Pull every line containing "text" out of the material below.

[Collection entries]
>> start
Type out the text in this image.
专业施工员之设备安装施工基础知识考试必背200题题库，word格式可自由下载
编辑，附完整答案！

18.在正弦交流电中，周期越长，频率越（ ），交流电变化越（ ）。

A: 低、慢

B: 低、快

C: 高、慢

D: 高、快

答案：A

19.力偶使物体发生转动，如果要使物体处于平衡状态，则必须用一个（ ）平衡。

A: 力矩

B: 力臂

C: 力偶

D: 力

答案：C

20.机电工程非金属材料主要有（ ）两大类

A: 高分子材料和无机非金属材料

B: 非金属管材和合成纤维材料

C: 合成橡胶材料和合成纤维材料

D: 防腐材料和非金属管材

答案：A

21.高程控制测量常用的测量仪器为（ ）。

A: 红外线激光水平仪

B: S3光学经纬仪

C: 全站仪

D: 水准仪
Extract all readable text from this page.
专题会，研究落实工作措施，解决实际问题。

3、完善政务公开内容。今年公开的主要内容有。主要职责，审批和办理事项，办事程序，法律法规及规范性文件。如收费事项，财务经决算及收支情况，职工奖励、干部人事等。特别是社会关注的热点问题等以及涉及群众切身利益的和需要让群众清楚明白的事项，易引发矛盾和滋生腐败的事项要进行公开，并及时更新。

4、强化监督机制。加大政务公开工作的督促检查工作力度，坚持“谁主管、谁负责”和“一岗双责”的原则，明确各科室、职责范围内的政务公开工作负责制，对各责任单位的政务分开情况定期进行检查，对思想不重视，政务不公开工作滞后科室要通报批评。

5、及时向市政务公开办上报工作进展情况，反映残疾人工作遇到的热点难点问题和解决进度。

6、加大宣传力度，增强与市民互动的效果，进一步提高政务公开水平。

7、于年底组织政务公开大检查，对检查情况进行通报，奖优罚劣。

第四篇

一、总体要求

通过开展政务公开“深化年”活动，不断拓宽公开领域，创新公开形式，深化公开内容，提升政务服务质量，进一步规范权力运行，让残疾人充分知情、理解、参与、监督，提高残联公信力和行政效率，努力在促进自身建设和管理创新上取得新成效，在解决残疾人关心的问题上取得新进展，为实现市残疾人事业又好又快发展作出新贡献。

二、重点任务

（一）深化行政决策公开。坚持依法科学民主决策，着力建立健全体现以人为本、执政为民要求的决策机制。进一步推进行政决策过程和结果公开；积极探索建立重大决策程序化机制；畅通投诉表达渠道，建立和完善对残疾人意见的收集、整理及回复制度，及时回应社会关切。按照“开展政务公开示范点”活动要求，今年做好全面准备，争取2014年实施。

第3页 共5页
>> end
Right answer:
Type out the text in this image.
Extract all readable text from this page.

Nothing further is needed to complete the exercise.